● SET PROBLEM: Reproduce the full listing that appears beneath this instruction exactly.

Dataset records
-=-=-
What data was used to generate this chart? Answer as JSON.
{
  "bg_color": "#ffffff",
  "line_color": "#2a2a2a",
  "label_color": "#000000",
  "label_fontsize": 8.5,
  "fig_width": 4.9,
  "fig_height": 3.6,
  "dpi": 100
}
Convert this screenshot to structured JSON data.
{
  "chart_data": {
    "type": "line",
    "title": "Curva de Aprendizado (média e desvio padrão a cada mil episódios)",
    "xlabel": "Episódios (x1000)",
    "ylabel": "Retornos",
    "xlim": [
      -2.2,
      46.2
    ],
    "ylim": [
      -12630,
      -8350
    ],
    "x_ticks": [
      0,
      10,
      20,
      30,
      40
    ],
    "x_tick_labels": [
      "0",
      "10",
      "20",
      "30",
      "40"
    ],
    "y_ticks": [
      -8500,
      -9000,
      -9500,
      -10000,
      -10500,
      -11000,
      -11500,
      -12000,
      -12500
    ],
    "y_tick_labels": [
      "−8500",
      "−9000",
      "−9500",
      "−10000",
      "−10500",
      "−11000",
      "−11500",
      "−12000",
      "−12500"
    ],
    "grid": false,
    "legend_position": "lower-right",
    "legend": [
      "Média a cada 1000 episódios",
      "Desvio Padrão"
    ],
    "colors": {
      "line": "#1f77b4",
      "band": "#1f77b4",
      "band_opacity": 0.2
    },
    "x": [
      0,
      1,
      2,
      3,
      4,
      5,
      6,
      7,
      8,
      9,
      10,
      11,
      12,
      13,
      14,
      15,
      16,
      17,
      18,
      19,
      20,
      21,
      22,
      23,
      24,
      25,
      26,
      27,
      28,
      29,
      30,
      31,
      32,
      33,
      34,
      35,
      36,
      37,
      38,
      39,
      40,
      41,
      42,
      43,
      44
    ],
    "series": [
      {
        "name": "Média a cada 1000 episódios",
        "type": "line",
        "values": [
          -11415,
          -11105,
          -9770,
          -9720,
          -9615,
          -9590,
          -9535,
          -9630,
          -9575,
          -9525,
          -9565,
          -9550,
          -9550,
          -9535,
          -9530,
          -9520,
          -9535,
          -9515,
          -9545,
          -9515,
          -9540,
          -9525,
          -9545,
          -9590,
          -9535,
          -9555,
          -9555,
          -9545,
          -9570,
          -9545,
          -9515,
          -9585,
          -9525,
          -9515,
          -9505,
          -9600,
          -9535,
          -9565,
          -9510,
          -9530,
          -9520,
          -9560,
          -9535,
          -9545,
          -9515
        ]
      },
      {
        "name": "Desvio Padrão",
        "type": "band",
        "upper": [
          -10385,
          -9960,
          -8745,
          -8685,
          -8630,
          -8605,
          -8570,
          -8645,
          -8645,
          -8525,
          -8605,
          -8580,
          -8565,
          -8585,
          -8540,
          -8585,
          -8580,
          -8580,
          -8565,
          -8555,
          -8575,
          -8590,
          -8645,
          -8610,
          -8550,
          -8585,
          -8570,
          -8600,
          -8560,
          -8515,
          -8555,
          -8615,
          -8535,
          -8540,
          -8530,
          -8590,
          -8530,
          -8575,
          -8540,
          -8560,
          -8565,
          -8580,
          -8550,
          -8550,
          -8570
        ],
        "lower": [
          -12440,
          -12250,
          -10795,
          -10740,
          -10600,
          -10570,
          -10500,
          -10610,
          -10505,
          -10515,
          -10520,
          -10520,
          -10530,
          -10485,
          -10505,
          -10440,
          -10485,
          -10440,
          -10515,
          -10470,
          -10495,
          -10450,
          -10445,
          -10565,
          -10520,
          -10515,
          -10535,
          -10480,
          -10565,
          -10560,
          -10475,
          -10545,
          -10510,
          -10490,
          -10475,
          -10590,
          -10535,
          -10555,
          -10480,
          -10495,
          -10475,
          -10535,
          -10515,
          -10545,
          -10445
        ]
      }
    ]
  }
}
-=-=-
● TASK RESULT:
What data was used to generate this chart? Answer as JSON.
{
  "bg_color": "#ffffff",
  "line_color": "#2a2a2a",
  "label_color": "#000000",
  "label_fontsize": 8.5,
  "fig_width": 4.9,
  "fig_height": 3.6,
  "dpi": 100
}
Convert this screenshot to structured JSON data.
{
  "chart_data": {
    "type": "line",
    "title": "Curva de Aprendizado (média e desvio padrão a cada mil episódios)",
    "xlabel": "Episódios (x1000)",
    "ylabel": "Retornos",
    "xlim": [
      -2.2,
      46.2
    ],
    "ylim": [
      -12630,
      -8350
    ],
    "x_ticks": [
      0,
      10,
      20,
      30,
      40
    ],
    "x_tick_labels": [
      "0",
      "10",
      "20",
      "30",
      "40"
    ],
    "y_ticks": [
      -8500,
      -9000,
      -9500,
      -10000,
      -10500,
      -11000,
      -11500,
      -12000,
      -12500
    ],
    "y_tick_labels": [
      "−8500",
      "−9000",
      "−9500",
      "−10000",
      "−10500",
      "−11000",
      "−11500",
      "−12000",
      "−12500"
    ],
    "grid": false,
    "legend_position": "lower-right",
    "legend": [
      "Média a cada 1000 episódios",
      "Desvio Padrão"
    ],
    "colors": {
      "line": "#1f77b4",
      "band": "#1f77b4",
      "band_opacity": 0.2
    },
    "x": [
      0,
      1,
      2,
      3,
      4,
      5,
      6,
      7,
      8,
      9,
      10,
      11,
      12,
      13,
      14,
      15,
      16,
      17,
      18,
      19,
      20,
      21,
      22,
      23,
      24,
      25,
      26,
      27,
      28,
      29,
      30,
      31,
      32,
      33,
      34,
      35,
      36,
      37,
      38,
      39,
      40,
      41,
      42,
      43,
      44
    ],
    "series": [
      {
        "name": "Média a cada 1000 episódios",
        "type": "line",
        "values": [
          -11415,
          -11105,
          -9770,
          -9720,
          -9615,
          -9590,
          -9535,
          -9630,
          -9575,
          -9525,
          -9565,
          -9550,
          -9550,
          -9535,
          -9530,
          -9520,
          -9535,
          -9515,
          -9545,
          -9515,
          -9540,
          -9525,
          -9545,
          -9590,
          -9535,
          -9555,
          -9555,
          -9545,
          -9570,
          -9545,
          -9515,
          -9585,
          -9525,
          -9515,
          -9505,
          -9600,
          -9535,
          -9565,
          -9510,
          -9530,
          -9520,
          -9560,
          -9535,
          -9545,
          -9515
        ]
      },
      {
        "name": "Desvio Padrão",
        "type": "band",
        "upper": [
          -10385,
          -9960,
          -8745,
          -8685,
          -8630,
          -8605,
          -8570,
          -8645,
          -8645,
          -8525,
          -8605,
          -8580,
          -8565,
          -8585,
          -8540,
          -8585,
          -8580,
          -8580,
          -8565,
          -8555,
          -8575,
          -8590,
          -8645,
          -8610,
          -8550,
          -8585,
          -8570,
          -8600,
          -8560,
          -8515,
          -8555,
          -8615,
          -8535,
          -8540,
          -8530,
          -8590,
          -8530,
          -8575,
          -8540,
          -8560,
          -8565,
          -8580,
          -8550,
          -8550,
          -8570
        ],
        "lower": [
          -12440,
          -12250,
          -10795,
          -10740,
          -10600,
          -10570,
          -10500,
          -10610,
          -10505,
          -10515,
          -10520,
          -10520,
          -10530,
          -10485,
          -10505,
          -10440,
          -10485,
          -10440,
          -10515,
          -10470,
          -10495,
          -10450,
          -10445,
          -10565,
          -10520,
          -10515,
          -10535,
          -10480,
          -10565,
          -10560,
          -10475,
          -10545,
          -10510,
          -10490,
          -10475,
          -10590,
          -10535,
          -10555,
          -10480,
          -10495,
          -10475,
          -10535,
          -10515,
          -10545,
          -10445
        ]
      }
    ]
  }
}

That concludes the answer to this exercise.